* **Exercise**
How many lines in the records contain the string "GPLX"? Case matters; reply with the number alone.

* **Records to process**
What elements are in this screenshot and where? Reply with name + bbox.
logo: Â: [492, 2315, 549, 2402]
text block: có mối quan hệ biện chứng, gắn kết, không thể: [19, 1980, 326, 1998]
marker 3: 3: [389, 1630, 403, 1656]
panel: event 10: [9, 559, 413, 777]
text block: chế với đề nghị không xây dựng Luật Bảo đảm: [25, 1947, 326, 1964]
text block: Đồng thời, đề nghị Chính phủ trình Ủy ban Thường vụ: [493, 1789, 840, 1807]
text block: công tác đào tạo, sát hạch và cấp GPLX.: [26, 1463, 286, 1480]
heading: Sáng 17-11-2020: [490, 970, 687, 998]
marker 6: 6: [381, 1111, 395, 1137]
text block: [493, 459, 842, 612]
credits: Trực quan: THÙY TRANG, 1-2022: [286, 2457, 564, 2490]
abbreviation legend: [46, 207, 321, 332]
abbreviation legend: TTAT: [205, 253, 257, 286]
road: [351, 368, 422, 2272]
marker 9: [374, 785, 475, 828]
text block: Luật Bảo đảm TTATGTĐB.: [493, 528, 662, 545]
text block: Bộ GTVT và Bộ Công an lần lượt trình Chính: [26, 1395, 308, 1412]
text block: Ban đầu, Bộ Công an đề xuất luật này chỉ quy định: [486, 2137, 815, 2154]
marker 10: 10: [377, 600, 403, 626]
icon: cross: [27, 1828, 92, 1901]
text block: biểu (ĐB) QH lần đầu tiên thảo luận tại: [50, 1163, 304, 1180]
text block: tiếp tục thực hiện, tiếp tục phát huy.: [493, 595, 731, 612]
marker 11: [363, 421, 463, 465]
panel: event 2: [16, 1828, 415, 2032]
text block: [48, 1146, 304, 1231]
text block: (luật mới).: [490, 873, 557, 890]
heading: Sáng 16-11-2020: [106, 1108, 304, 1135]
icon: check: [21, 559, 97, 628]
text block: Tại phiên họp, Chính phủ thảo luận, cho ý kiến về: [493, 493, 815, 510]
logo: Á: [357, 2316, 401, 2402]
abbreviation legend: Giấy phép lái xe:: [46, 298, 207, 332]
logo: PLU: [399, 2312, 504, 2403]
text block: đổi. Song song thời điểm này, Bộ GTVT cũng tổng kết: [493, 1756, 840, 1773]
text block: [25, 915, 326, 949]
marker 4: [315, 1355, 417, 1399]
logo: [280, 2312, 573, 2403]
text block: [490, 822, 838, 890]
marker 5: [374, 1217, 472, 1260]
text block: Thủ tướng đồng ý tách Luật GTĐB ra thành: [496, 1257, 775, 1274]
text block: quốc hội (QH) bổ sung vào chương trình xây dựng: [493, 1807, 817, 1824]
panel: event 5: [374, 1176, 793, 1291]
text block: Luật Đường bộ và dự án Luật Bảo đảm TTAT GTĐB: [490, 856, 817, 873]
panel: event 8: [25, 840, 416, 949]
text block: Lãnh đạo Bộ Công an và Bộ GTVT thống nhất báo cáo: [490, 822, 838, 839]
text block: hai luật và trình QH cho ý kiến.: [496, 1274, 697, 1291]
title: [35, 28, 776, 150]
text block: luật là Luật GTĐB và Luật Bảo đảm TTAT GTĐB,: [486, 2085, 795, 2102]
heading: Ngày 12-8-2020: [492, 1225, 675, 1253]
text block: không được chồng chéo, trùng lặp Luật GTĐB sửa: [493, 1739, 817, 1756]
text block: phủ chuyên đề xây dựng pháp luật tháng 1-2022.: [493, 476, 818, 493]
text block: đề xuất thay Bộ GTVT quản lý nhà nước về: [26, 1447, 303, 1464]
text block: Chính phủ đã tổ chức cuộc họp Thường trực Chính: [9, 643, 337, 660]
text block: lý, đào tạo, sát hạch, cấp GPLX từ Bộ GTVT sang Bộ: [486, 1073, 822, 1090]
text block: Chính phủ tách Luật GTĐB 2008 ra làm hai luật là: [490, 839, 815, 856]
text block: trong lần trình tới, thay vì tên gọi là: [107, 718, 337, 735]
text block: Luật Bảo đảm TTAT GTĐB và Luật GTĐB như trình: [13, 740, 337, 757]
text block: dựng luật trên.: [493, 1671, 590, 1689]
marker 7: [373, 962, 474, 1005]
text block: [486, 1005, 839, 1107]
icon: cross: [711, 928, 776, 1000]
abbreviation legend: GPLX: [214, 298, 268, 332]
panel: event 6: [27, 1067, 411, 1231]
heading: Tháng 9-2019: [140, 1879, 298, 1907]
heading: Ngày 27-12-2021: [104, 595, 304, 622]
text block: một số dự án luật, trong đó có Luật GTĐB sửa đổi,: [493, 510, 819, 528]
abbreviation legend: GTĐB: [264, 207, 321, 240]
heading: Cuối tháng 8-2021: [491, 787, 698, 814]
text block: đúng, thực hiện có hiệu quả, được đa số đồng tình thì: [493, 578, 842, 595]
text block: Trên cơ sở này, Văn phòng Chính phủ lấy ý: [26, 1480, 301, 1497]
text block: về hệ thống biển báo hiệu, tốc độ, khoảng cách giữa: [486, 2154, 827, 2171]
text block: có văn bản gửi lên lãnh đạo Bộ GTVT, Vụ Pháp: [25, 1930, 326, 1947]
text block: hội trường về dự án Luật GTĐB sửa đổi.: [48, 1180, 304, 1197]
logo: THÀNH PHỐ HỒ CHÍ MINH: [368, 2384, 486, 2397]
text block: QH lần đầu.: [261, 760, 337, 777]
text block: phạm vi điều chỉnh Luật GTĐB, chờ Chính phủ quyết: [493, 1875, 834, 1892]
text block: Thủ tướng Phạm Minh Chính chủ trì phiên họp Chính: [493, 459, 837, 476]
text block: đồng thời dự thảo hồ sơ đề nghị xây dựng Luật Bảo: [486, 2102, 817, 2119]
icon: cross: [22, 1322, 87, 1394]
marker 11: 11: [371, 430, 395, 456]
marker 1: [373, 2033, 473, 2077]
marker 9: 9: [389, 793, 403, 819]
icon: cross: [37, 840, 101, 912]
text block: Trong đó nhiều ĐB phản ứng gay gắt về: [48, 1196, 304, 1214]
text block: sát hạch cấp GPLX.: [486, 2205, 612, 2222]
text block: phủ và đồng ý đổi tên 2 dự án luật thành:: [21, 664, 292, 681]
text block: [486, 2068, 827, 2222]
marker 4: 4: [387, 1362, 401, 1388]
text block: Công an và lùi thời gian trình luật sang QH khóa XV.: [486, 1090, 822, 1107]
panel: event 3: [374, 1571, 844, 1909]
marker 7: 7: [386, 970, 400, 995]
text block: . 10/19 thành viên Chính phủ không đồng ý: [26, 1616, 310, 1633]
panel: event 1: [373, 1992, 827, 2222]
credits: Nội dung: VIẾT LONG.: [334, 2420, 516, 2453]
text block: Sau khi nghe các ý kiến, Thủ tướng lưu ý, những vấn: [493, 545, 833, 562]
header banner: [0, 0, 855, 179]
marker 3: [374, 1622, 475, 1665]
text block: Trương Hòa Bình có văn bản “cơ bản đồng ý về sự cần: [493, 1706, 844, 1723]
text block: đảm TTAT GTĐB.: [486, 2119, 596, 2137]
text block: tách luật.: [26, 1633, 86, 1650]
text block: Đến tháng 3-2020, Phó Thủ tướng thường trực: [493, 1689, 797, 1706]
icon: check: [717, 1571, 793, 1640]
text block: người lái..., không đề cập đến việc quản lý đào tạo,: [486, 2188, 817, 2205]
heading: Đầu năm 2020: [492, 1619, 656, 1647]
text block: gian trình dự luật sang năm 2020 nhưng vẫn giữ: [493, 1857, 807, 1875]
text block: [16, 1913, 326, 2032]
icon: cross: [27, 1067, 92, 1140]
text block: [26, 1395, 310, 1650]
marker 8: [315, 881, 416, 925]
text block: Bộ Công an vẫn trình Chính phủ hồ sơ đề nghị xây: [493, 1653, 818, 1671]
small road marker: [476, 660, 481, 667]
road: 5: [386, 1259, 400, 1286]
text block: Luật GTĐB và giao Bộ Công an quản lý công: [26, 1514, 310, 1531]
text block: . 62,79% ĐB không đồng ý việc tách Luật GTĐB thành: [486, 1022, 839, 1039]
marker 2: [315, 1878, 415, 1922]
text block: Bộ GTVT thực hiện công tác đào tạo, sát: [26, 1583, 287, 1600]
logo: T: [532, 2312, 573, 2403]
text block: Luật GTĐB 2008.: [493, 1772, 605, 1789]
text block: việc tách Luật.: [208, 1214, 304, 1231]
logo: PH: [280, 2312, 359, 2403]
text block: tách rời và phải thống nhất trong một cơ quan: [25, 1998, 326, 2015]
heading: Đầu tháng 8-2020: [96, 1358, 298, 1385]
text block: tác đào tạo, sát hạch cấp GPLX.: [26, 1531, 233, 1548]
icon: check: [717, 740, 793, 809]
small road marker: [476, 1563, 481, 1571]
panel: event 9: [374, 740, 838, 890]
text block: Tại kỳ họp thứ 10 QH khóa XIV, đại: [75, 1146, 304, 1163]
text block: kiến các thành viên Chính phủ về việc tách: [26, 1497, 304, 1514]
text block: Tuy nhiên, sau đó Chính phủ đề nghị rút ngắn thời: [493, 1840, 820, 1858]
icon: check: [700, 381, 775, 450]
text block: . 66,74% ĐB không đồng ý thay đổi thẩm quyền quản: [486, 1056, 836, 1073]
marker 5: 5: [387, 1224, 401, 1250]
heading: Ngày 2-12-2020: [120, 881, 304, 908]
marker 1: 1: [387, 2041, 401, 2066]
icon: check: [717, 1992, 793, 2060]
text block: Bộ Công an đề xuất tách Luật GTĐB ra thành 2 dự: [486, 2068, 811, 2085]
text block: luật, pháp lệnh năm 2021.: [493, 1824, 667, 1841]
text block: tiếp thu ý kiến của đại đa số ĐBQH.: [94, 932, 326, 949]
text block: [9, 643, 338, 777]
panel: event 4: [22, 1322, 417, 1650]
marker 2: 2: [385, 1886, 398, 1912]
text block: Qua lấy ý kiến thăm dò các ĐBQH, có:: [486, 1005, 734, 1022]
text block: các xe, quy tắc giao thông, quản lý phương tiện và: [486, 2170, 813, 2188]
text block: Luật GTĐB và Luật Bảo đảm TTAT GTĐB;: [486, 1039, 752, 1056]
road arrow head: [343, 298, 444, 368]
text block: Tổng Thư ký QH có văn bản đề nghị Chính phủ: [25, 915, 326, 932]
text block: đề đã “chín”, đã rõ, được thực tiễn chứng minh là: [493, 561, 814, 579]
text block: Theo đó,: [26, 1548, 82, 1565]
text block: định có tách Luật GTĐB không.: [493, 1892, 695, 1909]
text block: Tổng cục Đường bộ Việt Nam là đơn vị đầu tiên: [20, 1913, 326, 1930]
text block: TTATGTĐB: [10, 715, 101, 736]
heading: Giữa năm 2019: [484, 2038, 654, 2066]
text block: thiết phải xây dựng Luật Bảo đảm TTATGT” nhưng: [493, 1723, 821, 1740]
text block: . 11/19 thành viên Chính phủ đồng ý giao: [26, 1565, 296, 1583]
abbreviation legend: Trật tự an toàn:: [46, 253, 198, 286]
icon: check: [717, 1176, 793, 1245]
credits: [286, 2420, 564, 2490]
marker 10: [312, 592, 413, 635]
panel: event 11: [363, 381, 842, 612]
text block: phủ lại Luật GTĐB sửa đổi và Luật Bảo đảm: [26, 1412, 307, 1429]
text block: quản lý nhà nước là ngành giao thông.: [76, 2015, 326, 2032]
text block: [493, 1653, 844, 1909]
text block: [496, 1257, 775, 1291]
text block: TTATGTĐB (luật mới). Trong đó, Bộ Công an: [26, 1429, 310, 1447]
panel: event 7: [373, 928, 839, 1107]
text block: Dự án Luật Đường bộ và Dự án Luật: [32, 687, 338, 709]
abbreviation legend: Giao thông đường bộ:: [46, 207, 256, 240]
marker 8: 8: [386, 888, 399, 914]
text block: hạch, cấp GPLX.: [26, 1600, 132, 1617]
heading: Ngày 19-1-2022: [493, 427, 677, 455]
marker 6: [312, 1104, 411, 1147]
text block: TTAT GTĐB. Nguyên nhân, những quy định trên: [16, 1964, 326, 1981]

* **Task output**
6